▸ **RECORDS TO USE**
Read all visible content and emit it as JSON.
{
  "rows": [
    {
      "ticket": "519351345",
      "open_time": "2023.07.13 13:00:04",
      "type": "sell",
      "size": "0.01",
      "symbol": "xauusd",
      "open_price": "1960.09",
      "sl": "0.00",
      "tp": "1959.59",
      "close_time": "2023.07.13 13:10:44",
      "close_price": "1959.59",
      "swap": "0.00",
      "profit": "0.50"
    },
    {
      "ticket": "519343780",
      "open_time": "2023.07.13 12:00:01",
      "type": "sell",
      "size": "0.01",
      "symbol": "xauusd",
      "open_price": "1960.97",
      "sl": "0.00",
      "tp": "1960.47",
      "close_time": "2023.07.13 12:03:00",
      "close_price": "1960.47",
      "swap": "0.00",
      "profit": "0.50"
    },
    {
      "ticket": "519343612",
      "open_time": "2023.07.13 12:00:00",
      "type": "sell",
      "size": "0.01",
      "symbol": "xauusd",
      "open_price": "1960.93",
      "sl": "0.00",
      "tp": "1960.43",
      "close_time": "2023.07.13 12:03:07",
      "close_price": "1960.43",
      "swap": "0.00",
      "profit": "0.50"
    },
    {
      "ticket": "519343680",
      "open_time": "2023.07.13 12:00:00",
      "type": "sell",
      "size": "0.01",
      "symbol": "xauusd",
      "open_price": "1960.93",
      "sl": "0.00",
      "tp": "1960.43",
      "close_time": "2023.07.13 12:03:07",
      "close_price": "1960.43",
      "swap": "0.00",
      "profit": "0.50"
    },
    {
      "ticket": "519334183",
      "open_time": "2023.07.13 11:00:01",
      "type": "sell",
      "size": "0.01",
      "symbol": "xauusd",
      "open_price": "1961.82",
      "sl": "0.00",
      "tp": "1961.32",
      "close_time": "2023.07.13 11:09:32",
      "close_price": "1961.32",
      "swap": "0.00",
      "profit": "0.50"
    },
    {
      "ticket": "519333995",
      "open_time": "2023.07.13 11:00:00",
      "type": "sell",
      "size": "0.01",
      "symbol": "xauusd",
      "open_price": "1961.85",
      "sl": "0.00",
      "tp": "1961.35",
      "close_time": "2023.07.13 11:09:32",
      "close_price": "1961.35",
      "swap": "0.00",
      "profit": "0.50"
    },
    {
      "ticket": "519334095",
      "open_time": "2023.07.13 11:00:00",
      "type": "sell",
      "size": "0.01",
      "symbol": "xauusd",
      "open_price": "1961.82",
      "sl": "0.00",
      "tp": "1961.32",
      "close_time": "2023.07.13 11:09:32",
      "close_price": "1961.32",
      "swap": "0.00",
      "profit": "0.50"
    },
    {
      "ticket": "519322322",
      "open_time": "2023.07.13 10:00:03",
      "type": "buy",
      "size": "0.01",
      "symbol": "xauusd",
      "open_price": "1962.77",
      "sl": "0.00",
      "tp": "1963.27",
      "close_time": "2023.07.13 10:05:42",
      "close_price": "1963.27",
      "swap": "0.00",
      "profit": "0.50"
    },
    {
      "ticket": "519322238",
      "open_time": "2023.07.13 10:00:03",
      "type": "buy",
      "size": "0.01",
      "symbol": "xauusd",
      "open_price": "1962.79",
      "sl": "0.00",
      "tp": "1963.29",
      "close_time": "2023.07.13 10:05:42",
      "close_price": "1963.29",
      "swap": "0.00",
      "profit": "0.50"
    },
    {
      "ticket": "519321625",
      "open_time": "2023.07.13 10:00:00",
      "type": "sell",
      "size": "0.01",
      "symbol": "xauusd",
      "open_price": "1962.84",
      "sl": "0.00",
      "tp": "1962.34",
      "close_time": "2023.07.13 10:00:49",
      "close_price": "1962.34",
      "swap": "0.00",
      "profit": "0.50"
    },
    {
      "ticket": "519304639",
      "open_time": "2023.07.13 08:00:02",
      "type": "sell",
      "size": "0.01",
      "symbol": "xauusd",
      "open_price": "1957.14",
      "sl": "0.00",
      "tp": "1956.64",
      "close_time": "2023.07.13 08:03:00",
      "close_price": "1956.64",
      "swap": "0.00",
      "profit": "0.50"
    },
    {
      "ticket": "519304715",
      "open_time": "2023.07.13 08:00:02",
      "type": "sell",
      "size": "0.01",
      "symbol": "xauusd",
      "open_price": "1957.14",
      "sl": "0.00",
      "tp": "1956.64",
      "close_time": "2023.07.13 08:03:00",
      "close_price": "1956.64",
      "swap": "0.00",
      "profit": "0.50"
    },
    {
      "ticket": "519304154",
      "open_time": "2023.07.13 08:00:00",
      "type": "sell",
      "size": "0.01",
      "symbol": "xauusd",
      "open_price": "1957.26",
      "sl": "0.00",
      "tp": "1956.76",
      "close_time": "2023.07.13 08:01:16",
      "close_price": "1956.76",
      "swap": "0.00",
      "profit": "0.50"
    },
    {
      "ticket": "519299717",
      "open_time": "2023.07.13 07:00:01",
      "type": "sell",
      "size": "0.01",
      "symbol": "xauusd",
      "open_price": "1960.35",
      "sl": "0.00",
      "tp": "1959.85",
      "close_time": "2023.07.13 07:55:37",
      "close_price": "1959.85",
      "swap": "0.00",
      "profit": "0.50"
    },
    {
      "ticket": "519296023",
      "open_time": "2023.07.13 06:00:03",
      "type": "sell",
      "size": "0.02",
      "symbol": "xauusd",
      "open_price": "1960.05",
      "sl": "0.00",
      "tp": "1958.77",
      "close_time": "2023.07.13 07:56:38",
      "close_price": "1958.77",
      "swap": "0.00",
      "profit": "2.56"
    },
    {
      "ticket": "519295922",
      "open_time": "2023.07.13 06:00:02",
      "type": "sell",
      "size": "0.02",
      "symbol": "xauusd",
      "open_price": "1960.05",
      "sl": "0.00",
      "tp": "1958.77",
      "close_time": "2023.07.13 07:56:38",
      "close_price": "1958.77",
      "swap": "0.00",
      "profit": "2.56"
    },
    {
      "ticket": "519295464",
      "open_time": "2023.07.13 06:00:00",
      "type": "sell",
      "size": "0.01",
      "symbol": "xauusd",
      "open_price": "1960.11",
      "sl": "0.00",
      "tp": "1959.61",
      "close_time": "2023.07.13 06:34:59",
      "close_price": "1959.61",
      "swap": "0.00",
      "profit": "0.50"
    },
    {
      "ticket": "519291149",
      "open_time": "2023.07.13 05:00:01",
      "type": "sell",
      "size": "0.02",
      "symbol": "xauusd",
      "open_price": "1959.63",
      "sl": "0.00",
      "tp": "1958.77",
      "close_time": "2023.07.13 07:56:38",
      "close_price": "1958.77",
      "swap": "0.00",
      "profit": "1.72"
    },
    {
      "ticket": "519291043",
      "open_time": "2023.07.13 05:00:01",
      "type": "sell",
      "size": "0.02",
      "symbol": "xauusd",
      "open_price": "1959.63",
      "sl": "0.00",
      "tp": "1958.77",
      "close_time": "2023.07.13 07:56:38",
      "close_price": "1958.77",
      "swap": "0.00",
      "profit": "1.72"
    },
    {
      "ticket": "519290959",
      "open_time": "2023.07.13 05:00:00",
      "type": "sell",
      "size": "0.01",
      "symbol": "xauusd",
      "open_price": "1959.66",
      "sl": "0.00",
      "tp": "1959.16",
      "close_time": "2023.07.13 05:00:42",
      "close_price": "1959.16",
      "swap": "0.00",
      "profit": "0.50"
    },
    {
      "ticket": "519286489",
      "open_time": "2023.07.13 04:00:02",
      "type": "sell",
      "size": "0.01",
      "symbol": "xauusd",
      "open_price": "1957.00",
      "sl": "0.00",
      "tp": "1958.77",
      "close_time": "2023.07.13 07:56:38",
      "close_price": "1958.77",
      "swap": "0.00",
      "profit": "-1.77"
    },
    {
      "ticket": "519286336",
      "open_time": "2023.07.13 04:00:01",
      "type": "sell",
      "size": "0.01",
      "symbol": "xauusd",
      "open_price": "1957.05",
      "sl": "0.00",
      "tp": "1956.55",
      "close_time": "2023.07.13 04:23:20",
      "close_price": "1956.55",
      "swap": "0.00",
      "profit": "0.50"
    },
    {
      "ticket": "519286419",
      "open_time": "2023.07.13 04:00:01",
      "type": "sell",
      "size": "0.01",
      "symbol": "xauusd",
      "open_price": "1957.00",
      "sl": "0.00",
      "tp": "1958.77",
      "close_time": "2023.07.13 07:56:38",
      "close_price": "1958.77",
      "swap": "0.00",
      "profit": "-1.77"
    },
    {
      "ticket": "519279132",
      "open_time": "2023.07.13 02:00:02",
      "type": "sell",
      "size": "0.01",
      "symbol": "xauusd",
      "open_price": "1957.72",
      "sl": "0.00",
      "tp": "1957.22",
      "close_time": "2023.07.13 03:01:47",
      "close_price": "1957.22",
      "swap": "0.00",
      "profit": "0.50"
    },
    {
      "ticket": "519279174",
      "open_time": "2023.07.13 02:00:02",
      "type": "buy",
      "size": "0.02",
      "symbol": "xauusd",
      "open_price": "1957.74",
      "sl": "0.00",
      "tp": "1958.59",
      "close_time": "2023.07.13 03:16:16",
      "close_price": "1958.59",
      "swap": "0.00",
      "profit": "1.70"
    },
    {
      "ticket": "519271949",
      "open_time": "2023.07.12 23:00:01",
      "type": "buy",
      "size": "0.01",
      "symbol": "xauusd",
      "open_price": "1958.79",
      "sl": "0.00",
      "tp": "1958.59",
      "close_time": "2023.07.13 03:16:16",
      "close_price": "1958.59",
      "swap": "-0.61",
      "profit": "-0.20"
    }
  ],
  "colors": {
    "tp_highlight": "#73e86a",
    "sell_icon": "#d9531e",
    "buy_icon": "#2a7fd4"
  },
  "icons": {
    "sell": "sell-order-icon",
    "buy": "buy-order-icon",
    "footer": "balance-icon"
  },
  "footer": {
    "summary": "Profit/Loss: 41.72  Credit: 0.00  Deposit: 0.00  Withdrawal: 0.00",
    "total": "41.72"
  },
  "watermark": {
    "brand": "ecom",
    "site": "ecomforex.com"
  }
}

▸ **CHALLENGE**
Locate the lines above that contain "order" and copy them.

▸ **THE RESULT**
    "sell": "sell-order-icon",
    "buy": "buy-order-icon",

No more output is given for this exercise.